**Extracted data**.

--- Begin ---

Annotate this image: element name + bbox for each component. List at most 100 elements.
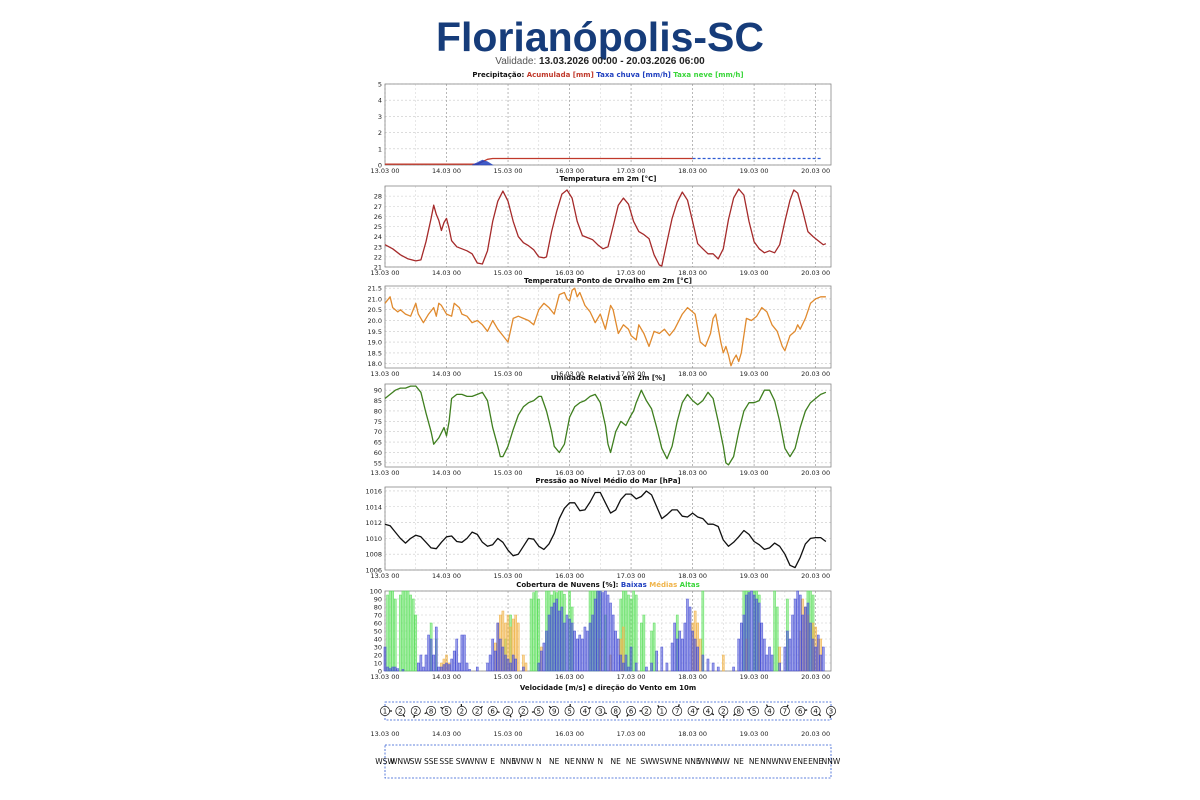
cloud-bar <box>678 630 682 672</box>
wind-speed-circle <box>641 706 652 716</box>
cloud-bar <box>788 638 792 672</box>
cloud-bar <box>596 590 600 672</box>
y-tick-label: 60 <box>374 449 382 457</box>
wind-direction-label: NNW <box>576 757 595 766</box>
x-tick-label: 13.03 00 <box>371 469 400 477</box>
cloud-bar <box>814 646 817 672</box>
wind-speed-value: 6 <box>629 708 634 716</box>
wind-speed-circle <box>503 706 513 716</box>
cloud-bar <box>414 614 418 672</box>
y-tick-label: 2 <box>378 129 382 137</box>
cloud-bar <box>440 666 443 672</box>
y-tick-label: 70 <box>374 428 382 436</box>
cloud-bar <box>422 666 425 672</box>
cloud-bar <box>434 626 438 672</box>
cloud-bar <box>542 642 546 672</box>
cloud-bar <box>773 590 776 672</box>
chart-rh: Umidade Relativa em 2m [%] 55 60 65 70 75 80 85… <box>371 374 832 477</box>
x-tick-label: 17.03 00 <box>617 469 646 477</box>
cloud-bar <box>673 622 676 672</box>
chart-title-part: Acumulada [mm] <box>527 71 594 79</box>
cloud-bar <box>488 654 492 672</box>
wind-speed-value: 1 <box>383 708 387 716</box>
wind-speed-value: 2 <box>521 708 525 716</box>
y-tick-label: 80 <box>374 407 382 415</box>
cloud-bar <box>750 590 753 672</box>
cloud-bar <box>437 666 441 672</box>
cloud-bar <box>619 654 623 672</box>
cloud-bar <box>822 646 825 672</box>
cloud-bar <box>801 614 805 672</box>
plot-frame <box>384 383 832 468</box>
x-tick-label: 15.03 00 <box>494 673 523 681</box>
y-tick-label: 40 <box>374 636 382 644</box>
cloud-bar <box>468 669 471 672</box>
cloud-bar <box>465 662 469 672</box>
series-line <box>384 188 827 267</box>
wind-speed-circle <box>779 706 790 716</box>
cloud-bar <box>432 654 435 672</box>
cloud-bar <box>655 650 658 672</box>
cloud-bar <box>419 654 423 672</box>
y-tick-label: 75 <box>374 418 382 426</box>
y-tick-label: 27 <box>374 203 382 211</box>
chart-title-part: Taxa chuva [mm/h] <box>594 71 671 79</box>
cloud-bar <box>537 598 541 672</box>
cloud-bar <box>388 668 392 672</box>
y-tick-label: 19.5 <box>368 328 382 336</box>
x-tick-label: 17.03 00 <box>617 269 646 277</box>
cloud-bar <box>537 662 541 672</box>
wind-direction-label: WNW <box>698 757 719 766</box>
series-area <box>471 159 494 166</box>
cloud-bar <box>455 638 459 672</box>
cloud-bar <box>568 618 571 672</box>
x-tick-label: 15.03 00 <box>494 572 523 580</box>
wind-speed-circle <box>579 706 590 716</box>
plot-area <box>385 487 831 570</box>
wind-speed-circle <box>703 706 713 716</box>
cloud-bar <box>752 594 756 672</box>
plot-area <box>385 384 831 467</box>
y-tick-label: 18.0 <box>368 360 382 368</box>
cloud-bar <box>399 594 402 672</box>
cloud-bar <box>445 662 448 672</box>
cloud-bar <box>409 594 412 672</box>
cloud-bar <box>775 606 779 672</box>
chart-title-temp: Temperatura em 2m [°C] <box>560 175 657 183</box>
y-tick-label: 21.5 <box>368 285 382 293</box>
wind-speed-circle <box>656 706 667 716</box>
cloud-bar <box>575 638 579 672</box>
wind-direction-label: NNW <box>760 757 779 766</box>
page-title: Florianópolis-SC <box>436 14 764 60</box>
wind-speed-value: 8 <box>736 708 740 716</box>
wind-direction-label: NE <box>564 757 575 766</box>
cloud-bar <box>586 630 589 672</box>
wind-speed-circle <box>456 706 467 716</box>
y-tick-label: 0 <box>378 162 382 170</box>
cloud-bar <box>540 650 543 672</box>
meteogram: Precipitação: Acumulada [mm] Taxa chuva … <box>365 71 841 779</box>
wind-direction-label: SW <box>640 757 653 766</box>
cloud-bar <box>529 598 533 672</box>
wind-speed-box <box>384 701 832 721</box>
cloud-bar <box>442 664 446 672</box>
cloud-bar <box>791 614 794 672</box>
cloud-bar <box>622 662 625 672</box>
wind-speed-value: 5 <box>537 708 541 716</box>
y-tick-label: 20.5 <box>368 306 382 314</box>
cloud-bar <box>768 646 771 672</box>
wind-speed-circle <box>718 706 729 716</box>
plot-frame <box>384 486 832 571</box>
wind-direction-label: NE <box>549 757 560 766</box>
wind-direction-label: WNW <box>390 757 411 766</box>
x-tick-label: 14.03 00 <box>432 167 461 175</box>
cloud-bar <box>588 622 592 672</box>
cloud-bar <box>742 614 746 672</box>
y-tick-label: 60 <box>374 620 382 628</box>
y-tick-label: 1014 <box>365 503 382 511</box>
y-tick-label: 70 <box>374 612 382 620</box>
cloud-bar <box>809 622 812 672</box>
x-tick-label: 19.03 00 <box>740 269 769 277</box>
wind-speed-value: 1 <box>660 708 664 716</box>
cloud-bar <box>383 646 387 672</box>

--- End ---

Rewrite the listing above with every "cloud-bar" replaced by "cloud-column", leaving everything else unchanged. Leave the pictures out of your answer.

Annotate this image: element name + bbox for each component. List at most 100 elements.
cloud-column <box>678 630 682 672</box>
wind-speed-circle <box>641 706 652 716</box>
cloud-column <box>788 638 792 672</box>
cloud-column <box>596 590 600 672</box>
y-tick-label: 60 <box>374 449 382 457</box>
wind-direction-label: NNW <box>576 757 595 766</box>
x-tick-label: 13.03 00 <box>371 469 400 477</box>
cloud-column <box>814 646 817 672</box>
wind-speed-value: 6 <box>629 708 634 716</box>
wind-speed-circle <box>503 706 513 716</box>
cloud-column <box>414 614 418 672</box>
y-tick-label: 2 <box>378 129 382 137</box>
cloud-column <box>440 666 443 672</box>
y-tick-label: 70 <box>374 428 382 436</box>
cloud-column <box>422 666 425 672</box>
cloud-column <box>434 626 438 672</box>
cloud-column <box>542 642 546 672</box>
cloud-column <box>773 590 776 672</box>
chart-rh: Umidade Relativa em 2m [%] 55 60 65 70 75 80 85… <box>371 374 832 477</box>
x-tick-label: 17.03 00 <box>617 469 646 477</box>
cloud-column <box>673 622 676 672</box>
chart-title-part: Acumulada [mm] <box>527 71 594 79</box>
cloud-column <box>488 654 492 672</box>
wind-speed-value: 1 <box>383 708 387 716</box>
wind-speed-value: 2 <box>521 708 525 716</box>
y-tick-label: 80 <box>374 407 382 415</box>
cloud-column <box>750 590 753 672</box>
cloud-column <box>437 666 441 672</box>
cloud-column <box>619 654 623 672</box>
cloud-column <box>822 646 825 672</box>
cloud-column <box>801 614 805 672</box>
plot-frame <box>384 383 832 468</box>
x-tick-label: 15.03 00 <box>494 673 523 681</box>
y-tick-label: 40 <box>374 636 382 644</box>
cloud-column <box>468 669 471 672</box>
cloud-column <box>465 662 469 672</box>
series-line <box>384 188 827 267</box>
wind-speed-circle <box>779 706 790 716</box>
cloud-column <box>432 654 435 672</box>
cloud-column <box>655 650 658 672</box>
cloud-column <box>419 654 423 672</box>
y-tick-label: 75 <box>374 418 382 426</box>
y-tick-label: 27 <box>374 203 382 211</box>
chart-title-part: Taxa chuva [mm/h] <box>594 71 671 79</box>
cloud-column <box>537 598 541 672</box>
cloud-column <box>388 668 392 672</box>
y-tick-label: 19.5 <box>368 328 382 336</box>
x-tick-label: 17.03 00 <box>617 269 646 277</box>
cloud-column <box>537 662 541 672</box>
wind-direction-label: WNW <box>698 757 719 766</box>
series-area <box>471 159 494 166</box>
cloud-column <box>455 638 459 672</box>
cloud-column <box>568 618 571 672</box>
x-tick-label: 15.03 00 <box>494 572 523 580</box>
wind-speed-circle <box>579 706 590 716</box>
plot-area <box>385 487 831 570</box>
wind-speed-circle <box>703 706 713 716</box>
cloud-column <box>752 594 756 672</box>
plot-area <box>385 384 831 467</box>
y-tick-label: 18.0 <box>368 360 382 368</box>
cloud-column <box>399 594 402 672</box>
cloud-column <box>445 662 448 672</box>
cloud-column <box>409 594 412 672</box>
cloud-column <box>775 606 779 672</box>
chart-title-temp: Temperatura em 2m [°C] <box>560 175 657 183</box>
y-tick-label: 21.5 <box>368 285 382 293</box>
wind-speed-circle <box>656 706 667 716</box>
cloud-column <box>575 638 579 672</box>
wind-direction-label: NNW <box>760 757 779 766</box>
page-title: Florianópolis-SC <box>436 14 764 60</box>
wind-speed-value: 8 <box>736 708 740 716</box>
wind-direction-label: NE <box>564 757 575 766</box>
cloud-column <box>586 630 589 672</box>
wind-speed-circle <box>456 706 467 716</box>
y-tick-label: 0 <box>378 162 382 170</box>
cloud-column <box>540 650 543 672</box>
meteogram: Precipitação: Acumulada [mm] Taxa chuva … <box>365 71 841 779</box>
wind-direction-label: SW <box>640 757 653 766</box>
cloud-column <box>529 598 533 672</box>
wind-speed-box <box>384 701 832 721</box>
cloud-column <box>442 664 446 672</box>
cloud-column <box>791 614 794 672</box>
cloud-column <box>622 662 625 672</box>
wind-speed-value: 5 <box>537 708 541 716</box>
y-tick-label: 20.5 <box>368 306 382 314</box>
cloud-column <box>768 646 771 672</box>
wind-speed-circle <box>718 706 729 716</box>
plot-frame <box>384 486 832 571</box>
wind-direction-label: NE <box>549 757 560 766</box>
wind-direction-label: WNW <box>390 757 411 766</box>
x-tick-label: 14.03 00 <box>432 167 461 175</box>
cloud-column <box>588 622 592 672</box>
cloud-column <box>742 614 746 672</box>
y-tick-label: 60 <box>374 620 382 628</box>
y-tick-label: 1014 <box>365 503 382 511</box>
y-tick-label: 70 <box>374 612 382 620</box>
cloud-column <box>809 622 812 672</box>
x-tick-label: 19.03 00 <box>740 269 769 277</box>
wind-speed-value: 1 <box>660 708 664 716</box>
cloud-column <box>383 646 387 672</box>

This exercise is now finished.